═══ RECORD EXCERPTS

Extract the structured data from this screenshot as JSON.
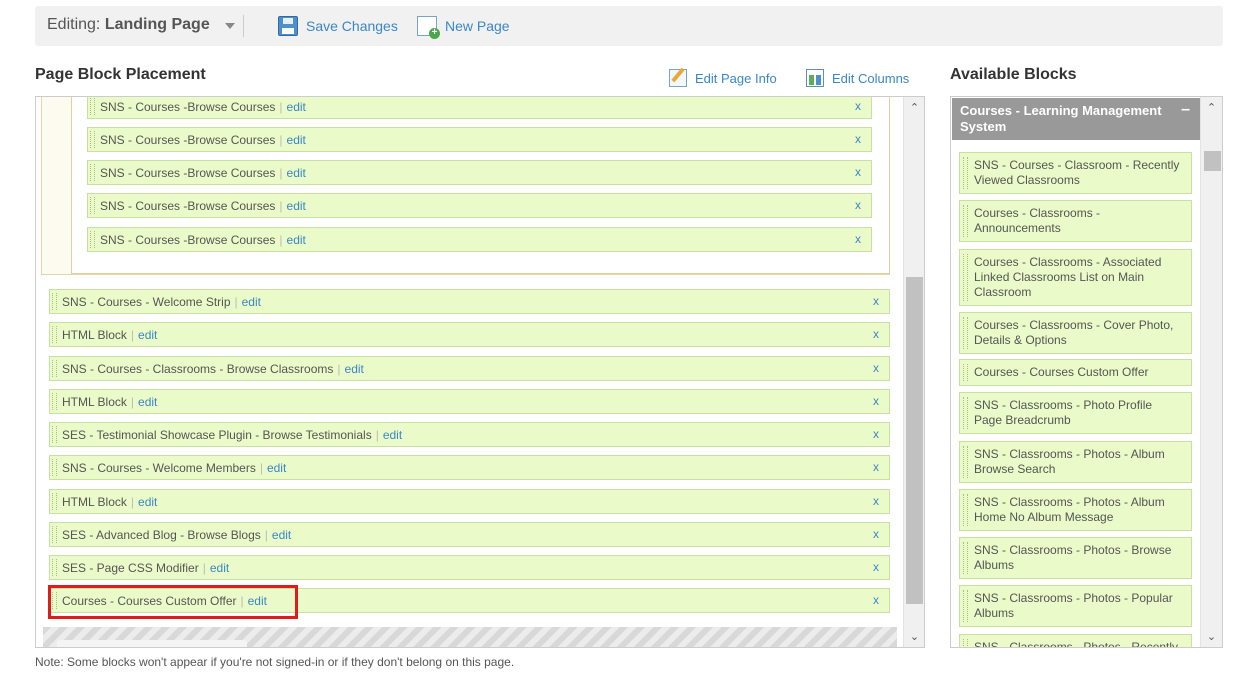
{
  "toolbar": {
    "editing_prefix": "Editing:",
    "page_name": "Landing Page",
    "save_label": "Save Changes",
    "new_page_label": "New Page"
  },
  "placement": {
    "title": "Page Block Placement",
    "edit_info_label": "Edit Page Info",
    "edit_columns_label": "Edit Columns",
    "edit_link": "edit",
    "remove_link": "x",
    "inner_blocks": [
      "SNS - Courses -Browse Courses",
      "SNS - Courses -Browse Courses",
      "SNS - Courses -Browse Courses",
      "SNS - Courses -Browse Courses",
      "SNS - Courses -Browse Courses"
    ],
    "blocks": [
      "SNS - Courses - Welcome Strip",
      "HTML Block",
      "SNS - Courses - Classrooms - Browse Classrooms",
      "HTML Block",
      "SES - Testimonial Showcase Plugin - Browse Testimonials",
      "SNS - Courses - Welcome Members",
      "HTML Block",
      "SES - Advanced Blog - Browse Blogs",
      "SES - Page CSS Modifier",
      "Courses - Courses Custom Offer"
    ]
  },
  "available": {
    "title": "Available Blocks",
    "category": "Courses - Learning Management System",
    "collapse_symbol": "–",
    "items": [
      "SNS - Courses - Classroom - Recently Viewed Classrooms",
      "Courses - Classrooms - Announcements",
      "Courses - Classrooms - Associated Linked Classrooms List on Main Classroom",
      "Courses - Classrooms - Cover Photo, Details & Options",
      "Courses - Courses Custom Offer",
      "SNS - Classrooms - Photo Profile Page Breadcrumb",
      "SNS - Classrooms - Photos - Album Browse Search",
      "SNS - Classrooms - Photos - Album Home No Album Message",
      "SNS - Classrooms - Photos - Browse Albums",
      "SNS - Classrooms - Photos - Popular Albums",
      "SNS - Classrooms - Photos - Recently"
    ]
  },
  "note": "Note: Some blocks won't appear if you're not signed-in or if they don't belong on this page.",
  "scroll": {
    "up": "⌃",
    "down": "⌄"
  }
}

══════

EXERCISE GOAL -
Go through the listing above and pull out each line containing the word "Offer".

RESPONSE TO THIS EXERCISE -
      "Courses - Courses Custom Offer"
      "Courses - Courses Custom Offer",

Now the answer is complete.